— START —

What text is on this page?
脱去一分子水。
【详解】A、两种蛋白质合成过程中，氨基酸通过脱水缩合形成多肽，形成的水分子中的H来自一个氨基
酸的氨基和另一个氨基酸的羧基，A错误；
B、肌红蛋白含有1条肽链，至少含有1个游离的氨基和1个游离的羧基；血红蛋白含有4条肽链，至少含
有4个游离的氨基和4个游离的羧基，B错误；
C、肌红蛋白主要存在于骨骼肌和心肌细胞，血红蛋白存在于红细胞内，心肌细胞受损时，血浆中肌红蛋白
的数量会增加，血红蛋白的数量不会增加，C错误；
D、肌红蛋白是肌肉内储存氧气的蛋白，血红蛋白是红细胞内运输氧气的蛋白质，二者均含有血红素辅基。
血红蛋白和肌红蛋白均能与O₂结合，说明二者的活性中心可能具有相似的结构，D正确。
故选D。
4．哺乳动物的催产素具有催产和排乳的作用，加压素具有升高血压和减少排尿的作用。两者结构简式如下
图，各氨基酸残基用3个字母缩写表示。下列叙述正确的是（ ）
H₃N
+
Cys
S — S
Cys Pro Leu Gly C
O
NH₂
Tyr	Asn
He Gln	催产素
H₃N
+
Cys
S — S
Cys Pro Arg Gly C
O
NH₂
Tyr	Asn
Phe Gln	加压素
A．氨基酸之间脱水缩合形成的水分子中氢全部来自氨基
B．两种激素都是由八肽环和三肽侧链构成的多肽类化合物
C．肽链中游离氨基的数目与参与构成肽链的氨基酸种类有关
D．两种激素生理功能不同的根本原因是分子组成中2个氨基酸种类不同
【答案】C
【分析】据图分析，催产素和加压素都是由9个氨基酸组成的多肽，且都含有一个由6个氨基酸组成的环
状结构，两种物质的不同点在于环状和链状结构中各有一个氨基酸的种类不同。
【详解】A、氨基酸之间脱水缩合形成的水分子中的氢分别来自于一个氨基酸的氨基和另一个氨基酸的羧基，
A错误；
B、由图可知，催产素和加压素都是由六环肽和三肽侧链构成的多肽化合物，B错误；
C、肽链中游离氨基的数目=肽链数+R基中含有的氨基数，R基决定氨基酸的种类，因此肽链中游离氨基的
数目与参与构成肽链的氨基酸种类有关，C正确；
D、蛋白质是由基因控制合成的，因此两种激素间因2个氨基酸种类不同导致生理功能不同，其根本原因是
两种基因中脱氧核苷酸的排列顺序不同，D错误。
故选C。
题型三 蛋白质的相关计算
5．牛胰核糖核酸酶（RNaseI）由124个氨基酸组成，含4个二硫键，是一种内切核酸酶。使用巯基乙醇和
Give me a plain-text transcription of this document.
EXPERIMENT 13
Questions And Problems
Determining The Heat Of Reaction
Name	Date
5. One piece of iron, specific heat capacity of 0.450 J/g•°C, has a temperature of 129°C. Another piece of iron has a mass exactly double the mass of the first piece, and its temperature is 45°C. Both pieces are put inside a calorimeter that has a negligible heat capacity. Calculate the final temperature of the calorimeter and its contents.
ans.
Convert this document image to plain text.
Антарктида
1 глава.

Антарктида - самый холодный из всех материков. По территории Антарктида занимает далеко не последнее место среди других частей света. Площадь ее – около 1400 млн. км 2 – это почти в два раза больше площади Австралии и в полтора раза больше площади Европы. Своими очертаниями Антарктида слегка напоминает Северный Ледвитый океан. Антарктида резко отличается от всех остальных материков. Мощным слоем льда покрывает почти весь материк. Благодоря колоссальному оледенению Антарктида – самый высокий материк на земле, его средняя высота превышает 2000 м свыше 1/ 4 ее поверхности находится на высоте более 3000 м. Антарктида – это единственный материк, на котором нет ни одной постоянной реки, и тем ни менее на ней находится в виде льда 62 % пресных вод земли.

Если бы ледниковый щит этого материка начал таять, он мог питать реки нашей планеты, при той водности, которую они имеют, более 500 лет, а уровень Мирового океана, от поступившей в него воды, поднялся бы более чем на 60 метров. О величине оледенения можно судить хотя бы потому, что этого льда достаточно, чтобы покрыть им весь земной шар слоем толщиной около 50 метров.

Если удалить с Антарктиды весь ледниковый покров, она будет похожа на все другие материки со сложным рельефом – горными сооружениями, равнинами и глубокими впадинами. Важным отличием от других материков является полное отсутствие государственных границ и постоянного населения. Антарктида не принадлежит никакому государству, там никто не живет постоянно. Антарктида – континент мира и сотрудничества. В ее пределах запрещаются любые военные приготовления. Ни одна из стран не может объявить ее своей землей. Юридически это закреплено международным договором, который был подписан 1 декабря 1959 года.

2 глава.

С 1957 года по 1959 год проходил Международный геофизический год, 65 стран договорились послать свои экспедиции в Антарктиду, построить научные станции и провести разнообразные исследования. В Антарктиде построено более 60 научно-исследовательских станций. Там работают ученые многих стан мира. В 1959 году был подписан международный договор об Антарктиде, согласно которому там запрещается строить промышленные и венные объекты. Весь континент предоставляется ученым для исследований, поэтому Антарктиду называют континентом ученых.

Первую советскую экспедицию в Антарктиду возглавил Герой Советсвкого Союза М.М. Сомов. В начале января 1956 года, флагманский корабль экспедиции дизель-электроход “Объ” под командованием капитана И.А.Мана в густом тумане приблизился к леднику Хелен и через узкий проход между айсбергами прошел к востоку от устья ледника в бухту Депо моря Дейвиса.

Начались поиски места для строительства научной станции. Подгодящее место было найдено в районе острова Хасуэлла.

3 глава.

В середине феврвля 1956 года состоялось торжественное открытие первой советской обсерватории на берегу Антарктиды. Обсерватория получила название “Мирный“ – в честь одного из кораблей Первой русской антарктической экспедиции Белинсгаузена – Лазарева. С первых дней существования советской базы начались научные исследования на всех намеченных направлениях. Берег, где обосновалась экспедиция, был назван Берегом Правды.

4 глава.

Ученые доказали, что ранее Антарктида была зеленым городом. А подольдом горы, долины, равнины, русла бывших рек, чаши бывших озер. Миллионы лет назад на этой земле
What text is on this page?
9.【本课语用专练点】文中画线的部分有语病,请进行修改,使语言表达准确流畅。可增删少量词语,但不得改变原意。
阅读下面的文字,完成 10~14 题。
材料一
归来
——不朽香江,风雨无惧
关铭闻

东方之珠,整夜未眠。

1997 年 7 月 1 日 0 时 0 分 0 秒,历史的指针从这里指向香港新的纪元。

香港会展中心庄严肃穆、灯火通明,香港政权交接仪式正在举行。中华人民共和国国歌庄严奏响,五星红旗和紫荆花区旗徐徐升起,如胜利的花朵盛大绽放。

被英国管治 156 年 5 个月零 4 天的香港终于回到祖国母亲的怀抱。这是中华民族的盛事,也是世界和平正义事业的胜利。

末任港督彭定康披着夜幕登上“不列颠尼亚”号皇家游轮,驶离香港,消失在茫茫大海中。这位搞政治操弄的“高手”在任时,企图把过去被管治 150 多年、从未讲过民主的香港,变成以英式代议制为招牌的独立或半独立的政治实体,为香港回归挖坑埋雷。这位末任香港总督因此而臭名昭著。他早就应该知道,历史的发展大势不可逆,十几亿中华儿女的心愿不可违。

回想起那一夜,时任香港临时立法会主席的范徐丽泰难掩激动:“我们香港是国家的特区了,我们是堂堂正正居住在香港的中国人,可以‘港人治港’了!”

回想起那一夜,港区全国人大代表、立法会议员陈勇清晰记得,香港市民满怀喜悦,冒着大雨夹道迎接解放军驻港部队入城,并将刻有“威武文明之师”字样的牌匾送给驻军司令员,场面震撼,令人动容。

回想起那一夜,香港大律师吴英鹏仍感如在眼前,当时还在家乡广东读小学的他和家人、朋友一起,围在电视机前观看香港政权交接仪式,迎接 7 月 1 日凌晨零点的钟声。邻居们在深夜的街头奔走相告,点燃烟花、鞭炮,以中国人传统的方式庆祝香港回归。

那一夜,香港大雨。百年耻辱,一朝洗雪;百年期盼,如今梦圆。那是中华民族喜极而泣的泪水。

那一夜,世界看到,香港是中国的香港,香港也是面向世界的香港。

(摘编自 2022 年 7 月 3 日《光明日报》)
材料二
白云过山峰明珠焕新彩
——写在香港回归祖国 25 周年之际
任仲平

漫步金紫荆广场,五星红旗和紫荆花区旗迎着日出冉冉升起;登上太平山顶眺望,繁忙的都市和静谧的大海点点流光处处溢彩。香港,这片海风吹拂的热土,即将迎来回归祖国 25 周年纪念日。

— END —

> **Exercise brief**: Every line that holds the word "всех" should be extracted.

> **Solution to the problem**:
Антарктида - самый холодный из всех материков. По территории Антарктида занимает далеко не последнее место среди других частей света. Площадь ее – около 1400 млн. км 2 – это почти в два раза больше площади Австралии и в полтора раза больше площади Европы. Своими очертаниями Антарктида слегка напоминает Северный Ледвитый океан. Антарктида резко отличается от всех остальных материков. Мощным слоем льда покрывает почти весь материк. Благодоря колоссальному оледенению Антарктида – самый высокий материк на земле, его средняя высота превышает 2000 м свыше 1/ 4 ее поверхности находится на высоте более 3000 м. Антарктида – это единственный материк, на котором нет ни одной постоянной реки, и тем ни менее на ней находится в виде льда 62 % пресных вод земли.
В середине феврвля 1956 года состоялось торжественное открытие первой советской обсерватории на берегу Антарктиды. Обсерватория получила название “Мирный“ – в честь одного из кораблей Первой русской антарктической экспедиции Белинсгаузена – Лазарева. С первых дней существования советской базы начались научные исследования на всех намеченных направлениях. Берег, где обосновалась экспедиция, был назван Берегом Правды.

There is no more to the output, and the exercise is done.